### [WRITTEN EXERCISE]
Pick out each line in these entries that contains the string "ভগবদ".

### [LISTED ENTRIES]
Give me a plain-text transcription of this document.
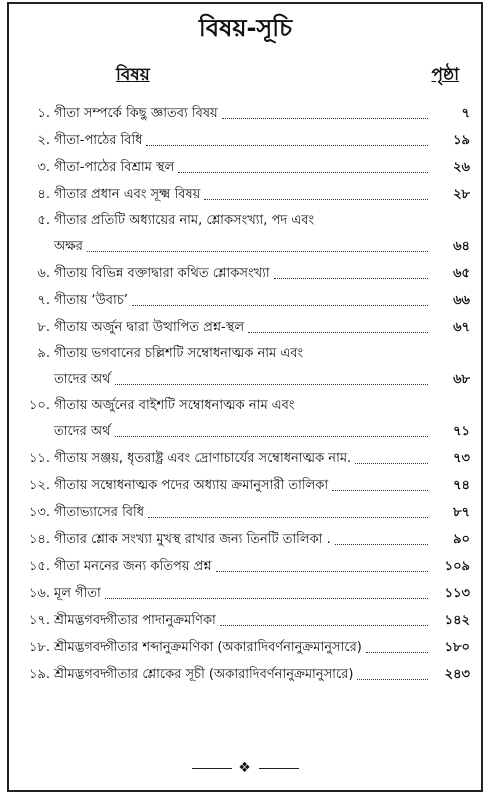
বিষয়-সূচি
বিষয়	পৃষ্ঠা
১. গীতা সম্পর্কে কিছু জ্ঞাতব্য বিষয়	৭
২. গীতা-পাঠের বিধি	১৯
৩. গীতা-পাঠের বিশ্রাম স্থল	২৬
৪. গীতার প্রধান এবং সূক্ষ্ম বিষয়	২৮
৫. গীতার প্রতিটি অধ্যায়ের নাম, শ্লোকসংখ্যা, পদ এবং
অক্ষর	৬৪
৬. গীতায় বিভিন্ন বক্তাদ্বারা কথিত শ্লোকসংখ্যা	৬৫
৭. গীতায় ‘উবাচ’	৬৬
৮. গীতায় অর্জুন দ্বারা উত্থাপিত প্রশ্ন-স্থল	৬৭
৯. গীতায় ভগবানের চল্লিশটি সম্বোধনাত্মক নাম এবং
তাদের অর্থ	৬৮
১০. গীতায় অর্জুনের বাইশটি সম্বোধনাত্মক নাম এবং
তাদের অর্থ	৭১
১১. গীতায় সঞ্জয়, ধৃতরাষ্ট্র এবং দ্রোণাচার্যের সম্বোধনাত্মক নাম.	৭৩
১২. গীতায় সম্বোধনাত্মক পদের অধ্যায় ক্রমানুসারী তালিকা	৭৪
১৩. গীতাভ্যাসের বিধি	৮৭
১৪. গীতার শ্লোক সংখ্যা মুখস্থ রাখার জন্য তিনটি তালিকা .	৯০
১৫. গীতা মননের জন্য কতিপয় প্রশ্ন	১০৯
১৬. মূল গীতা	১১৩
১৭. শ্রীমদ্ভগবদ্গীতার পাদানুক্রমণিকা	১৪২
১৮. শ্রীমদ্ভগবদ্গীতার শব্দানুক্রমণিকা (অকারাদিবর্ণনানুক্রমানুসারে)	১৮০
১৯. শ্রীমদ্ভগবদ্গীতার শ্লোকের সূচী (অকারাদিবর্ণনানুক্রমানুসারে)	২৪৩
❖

### [THE ANSWER]
১৭. শ্রীমদ্ভগবদ্গীতার পাদানুক্রমণিকা	১৪২
১৮. শ্রীমদ্ভগবদ্গীতার শব্দানুক্রমণিকা (অকারাদিবর্ণনানুক্রমানুসারে)	১৮০
১৯. শ্রীমদ্ভগবদ্গীতার শ্লোকের সূচী (অকারাদিবর্ণনানুক্রমানুসারে)	২৪৩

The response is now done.